--- start ---

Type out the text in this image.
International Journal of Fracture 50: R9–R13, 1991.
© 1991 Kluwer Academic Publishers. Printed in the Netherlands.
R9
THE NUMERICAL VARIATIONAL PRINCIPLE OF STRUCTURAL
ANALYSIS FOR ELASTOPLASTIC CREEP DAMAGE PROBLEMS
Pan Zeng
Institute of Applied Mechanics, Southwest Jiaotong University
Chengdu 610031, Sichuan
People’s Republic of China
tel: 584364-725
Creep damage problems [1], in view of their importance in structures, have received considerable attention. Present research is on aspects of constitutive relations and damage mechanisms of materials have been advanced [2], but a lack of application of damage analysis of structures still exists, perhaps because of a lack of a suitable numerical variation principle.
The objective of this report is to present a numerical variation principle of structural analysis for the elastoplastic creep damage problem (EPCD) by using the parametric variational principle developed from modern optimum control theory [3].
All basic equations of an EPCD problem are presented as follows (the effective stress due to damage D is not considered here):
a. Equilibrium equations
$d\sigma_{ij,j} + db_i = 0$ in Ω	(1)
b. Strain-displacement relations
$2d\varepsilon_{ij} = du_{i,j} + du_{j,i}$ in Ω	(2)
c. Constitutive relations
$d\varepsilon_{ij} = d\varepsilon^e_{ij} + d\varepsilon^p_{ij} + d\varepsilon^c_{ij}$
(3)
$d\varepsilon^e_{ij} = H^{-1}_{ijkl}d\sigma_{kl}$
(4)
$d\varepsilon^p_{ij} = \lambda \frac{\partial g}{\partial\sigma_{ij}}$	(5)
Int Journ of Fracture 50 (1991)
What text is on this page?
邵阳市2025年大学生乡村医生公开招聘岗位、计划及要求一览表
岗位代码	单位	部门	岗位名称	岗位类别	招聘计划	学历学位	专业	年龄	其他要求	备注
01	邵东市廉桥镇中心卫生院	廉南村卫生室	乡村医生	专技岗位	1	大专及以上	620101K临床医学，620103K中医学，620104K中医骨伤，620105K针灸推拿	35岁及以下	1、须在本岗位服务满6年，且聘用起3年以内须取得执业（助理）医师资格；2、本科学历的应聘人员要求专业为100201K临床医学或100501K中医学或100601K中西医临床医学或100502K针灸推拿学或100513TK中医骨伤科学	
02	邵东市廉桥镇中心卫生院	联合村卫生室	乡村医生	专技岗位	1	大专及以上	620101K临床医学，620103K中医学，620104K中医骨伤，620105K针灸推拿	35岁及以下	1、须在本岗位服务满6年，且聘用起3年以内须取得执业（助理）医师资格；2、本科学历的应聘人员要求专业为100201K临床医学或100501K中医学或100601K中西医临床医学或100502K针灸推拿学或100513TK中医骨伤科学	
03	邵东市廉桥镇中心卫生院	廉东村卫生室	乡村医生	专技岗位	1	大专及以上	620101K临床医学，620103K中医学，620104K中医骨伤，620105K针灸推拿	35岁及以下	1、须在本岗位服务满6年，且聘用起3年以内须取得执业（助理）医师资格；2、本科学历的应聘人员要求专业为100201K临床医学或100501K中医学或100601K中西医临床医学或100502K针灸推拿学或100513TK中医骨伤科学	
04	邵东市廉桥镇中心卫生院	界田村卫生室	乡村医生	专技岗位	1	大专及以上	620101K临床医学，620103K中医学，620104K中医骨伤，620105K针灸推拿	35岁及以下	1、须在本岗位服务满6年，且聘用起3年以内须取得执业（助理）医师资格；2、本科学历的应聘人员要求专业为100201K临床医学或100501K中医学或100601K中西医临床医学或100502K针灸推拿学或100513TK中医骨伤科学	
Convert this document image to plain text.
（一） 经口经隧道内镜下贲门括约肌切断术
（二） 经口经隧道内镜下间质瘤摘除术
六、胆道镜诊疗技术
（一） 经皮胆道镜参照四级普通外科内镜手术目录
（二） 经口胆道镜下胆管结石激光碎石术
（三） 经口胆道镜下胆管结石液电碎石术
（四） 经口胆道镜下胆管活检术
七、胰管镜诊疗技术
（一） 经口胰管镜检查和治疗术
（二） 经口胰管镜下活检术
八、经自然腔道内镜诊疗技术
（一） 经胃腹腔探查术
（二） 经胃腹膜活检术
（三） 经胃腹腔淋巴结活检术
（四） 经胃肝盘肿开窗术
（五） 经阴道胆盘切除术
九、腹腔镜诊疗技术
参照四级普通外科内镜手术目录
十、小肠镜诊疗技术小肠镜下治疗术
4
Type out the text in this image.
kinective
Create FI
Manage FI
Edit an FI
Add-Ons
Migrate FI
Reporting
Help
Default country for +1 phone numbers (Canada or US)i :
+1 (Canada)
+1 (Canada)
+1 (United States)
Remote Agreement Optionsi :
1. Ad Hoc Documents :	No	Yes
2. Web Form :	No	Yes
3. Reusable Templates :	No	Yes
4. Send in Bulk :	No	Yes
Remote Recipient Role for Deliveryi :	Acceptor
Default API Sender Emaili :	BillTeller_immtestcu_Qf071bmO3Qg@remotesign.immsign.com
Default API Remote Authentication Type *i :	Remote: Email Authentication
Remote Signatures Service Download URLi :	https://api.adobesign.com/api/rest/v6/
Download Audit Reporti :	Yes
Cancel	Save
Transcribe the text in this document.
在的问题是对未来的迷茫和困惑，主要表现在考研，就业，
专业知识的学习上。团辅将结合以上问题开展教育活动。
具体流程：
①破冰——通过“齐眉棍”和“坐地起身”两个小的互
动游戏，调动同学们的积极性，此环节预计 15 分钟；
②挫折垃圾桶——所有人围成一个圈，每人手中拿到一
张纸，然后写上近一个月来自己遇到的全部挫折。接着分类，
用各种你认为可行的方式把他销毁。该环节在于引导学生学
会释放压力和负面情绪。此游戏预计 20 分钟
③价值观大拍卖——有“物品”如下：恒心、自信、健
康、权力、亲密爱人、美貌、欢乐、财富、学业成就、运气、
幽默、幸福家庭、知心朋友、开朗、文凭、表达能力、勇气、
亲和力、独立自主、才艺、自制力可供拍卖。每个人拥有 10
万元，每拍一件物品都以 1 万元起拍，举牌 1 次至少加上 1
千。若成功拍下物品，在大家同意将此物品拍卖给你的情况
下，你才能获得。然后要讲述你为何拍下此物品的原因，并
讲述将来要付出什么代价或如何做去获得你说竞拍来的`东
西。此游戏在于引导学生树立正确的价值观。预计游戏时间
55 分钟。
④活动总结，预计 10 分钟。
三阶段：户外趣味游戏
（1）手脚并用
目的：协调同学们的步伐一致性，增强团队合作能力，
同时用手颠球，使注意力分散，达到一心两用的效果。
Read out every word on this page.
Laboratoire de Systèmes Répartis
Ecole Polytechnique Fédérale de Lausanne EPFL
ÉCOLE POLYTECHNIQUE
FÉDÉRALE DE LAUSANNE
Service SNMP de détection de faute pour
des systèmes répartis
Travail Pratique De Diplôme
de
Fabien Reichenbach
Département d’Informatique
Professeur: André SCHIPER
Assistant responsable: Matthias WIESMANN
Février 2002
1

--- end ---

[Given instruction] Take the data above and return it exactly.

[Final result]
Type out the text in this image.
International Journal of Fracture 50: R9–R13, 1991.
© 1991 Kluwer Academic Publishers. Printed in the Netherlands.
R9
THE NUMERICAL VARIATIONAL PRINCIPLE OF STRUCTURAL
ANALYSIS FOR ELASTOPLASTIC CREEP DAMAGE PROBLEMS
Pan Zeng
Institute of Applied Mechanics, Southwest Jiaotong University
Chengdu 610031, Sichuan
People’s Republic of China
tel: 584364-725
Creep damage problems [1], in view of their importance in structures, have received considerable attention. Present research is on aspects of constitutive relations and damage mechanisms of materials have been advanced [2], but a lack of application of damage analysis of structures still exists, perhaps because of a lack of a suitable numerical variation principle.
The objective of this report is to present a numerical variation principle of structural analysis for the elastoplastic creep damage problem (EPCD) by using the parametric variational principle developed from modern optimum control theory [3].
All basic equations of an EPCD problem are presented as follows (the effective stress due to damage D is not considered here):
a. Equilibrium equations
$d\sigma_{ij,j} + db_i = 0$ in Ω	(1)
b. Strain-displacement relations
$2d\varepsilon_{ij} = du_{i,j} + du_{j,i}$ in Ω	(2)
c. Constitutive relations
$d\varepsilon_{ij} = d\varepsilon^e_{ij} + d\varepsilon^p_{ij} + d\varepsilon^c_{ij}$
(3)
$d\varepsilon^e_{ij} = H^{-1}_{ijkl}d\sigma_{kl}$
(4)
$d\varepsilon^p_{ij} = \lambda \frac{\partial g}{\partial\sigma_{ij}}$	(5)
Int Journ of Fracture 50 (1991)
What text is on this page?
邵阳市2025年大学生乡村医生公开招聘岗位、计划及要求一览表
岗位代码	单位	部门	岗位名称	岗位类别	招聘计划	学历学位	专业	年龄	其他要求	备注
01	邵东市廉桥镇中心卫生院	廉南村卫生室	乡村医生	专技岗位	1	大专及以上	620101K临床医学，620103K中医学，620104K中医骨伤，620105K针灸推拿	35岁及以下	1、须在本岗位服务满6年，且聘用起3年以内须取得执业（助理）医师资格；2、本科学历的应聘人员要求专业为100201K临床医学或100501K中医学或100601K中西医临床医学或100502K针灸推拿学或100513TK中医骨伤科学	
02	邵东市廉桥镇中心卫生院	联合村卫生室	乡村医生	专技岗位	1	大专及以上	620101K临床医学，620103K中医学，620104K中医骨伤，620105K针灸推拿	35岁及以下	1、须在本岗位服务满6年，且聘用起3年以内须取得执业（助理）医师资格；2、本科学历的应聘人员要求专业为100201K临床医学或100501K中医学或100601K中西医临床医学或100502K针灸推拿学或100513TK中医骨伤科学	
03	邵东市廉桥镇中心卫生院	廉东村卫生室	乡村医生	专技岗位	1	大专及以上	620101K临床医学，620103K中医学，620104K中医骨伤，620105K针灸推拿	35岁及以下	1、须在本岗位服务满6年，且聘用起3年以内须取得执业（助理）医师资格；2、本科学历的应聘人员要求专业为100201K临床医学或100501K中医学或100601K中西医临床医学或100502K针灸推拿学或100513TK中医骨伤科学	
04	邵东市廉桥镇中心卫生院	界田村卫生室	乡村医生	专技岗位	1	大专及以上	620101K临床医学，620103K中医学，620104K中医骨伤，620105K针灸推拿	35岁及以下	1、须在本岗位服务满6年，且聘用起3年以内须取得执业（助理）医师资格；2、本科学历的应聘人员要求专业为100201K临床医学或100501K中医学或100601K中西医临床医学或100502K针灸推拿学或100513TK中医骨伤科学	
Convert this document image to plain text.
（一） 经口经隧道内镜下贲门括约肌切断术
（二） 经口经隧道内镜下间质瘤摘除术
六、胆道镜诊疗技术
（一） 经皮胆道镜参照四级普通外科内镜手术目录
（二） 经口胆道镜下胆管结石激光碎石术
（三） 经口胆道镜下胆管结石液电碎石术
（四） 经口胆道镜下胆管活检术
七、胰管镜诊疗技术
（一） 经口胰管镜检查和治疗术
（二） 经口胰管镜下活检术
八、经自然腔道内镜诊疗技术
（一） 经胃腹腔探查术
（二） 经胃腹膜活检术
（三） 经胃腹腔淋巴结活检术
（四） 经胃肝盘肿开窗术
（五） 经阴道胆盘切除术
九、腹腔镜诊疗技术
参照四级普通外科内镜手术目录
十、小肠镜诊疗技术小肠镜下治疗术
4
Type out the text in this image.
kinective
Create FI
Manage FI
Edit an FI
Add-Ons
Migrate FI
Reporting
Help
Default country for +1 phone numbers (Canada or US)i :
+1 (Canada)
+1 (Canada)
+1 (United States)
Remote Agreement Optionsi :
1. Ad Hoc Documents :	No	Yes
2. Web Form :	No	Yes
3. Reusable Templates :	No	Yes
4. Send in Bulk :	No	Yes
Remote Recipient Role for Deliveryi :	Acceptor
Default API Sender Emaili :	BillTeller_immtestcu_Qf071bmO3Qg@remotesign.immsign.com
Default API Remote Authentication Type *i :	Remote: Email Authentication
Remote Signatures Service Download URLi :	https://api.adobesign.com/api/rest/v6/
Download Audit Reporti :	Yes
Cancel	Save
Transcribe the text in this document.
在的问题是对未来的迷茫和困惑，主要表现在考研，就业，
专业知识的学习上。团辅将结合以上问题开展教育活动。
具体流程：
①破冰——通过“齐眉棍”和“坐地起身”两个小的互
动游戏，调动同学们的积极性，此环节预计 15 分钟；
②挫折垃圾桶——所有人围成一个圈，每人手中拿到一
张纸，然后写上近一个月来自己遇到的全部挫折。接着分类，
用各种你认为可行的方式把他销毁。该环节在于引导学生学
会释放压力和负面情绪。此游戏预计 20 分钟
③价值观大拍卖——有“物品”如下：恒心、自信、健
康、权力、亲密爱人、美貌、欢乐、财富、学业成就、运气、
幽默、幸福家庭、知心朋友、开朗、文凭、表达能力、勇气、
亲和力、独立自主、才艺、自制力可供拍卖。每个人拥有 10
万元，每拍一件物品都以 1 万元起拍，举牌 1 次至少加上 1
千。若成功拍下物品，在大家同意将此物品拍卖给你的情况
下，你才能获得。然后要讲述你为何拍下此物品的原因，并
讲述将来要付出什么代价或如何做去获得你说竞拍来的`东
西。此游戏在于引导学生树立正确的价值观。预计游戏时间
55 分钟。
④活动总结，预计 10 分钟。
三阶段：户外趣味游戏
（1）手脚并用
目的：协调同学们的步伐一致性，增强团队合作能力，
同时用手颠球，使注意力分散，达到一心两用的效果。
Read out every word on this page.
Laboratoire de Systèmes Répartis
Ecole Polytechnique Fédérale de Lausanne EPFL
ÉCOLE POLYTECHNIQUE
FÉDÉRALE DE LAUSANNE
Service SNMP de détection de faute pour
des systèmes répartis
Travail Pratique De Diplôme
de
Fabien Reichenbach
Département d’Informatique
Professeur: André SCHIPER
Assistant responsable: Matthias WIESMANN
Février 2002
1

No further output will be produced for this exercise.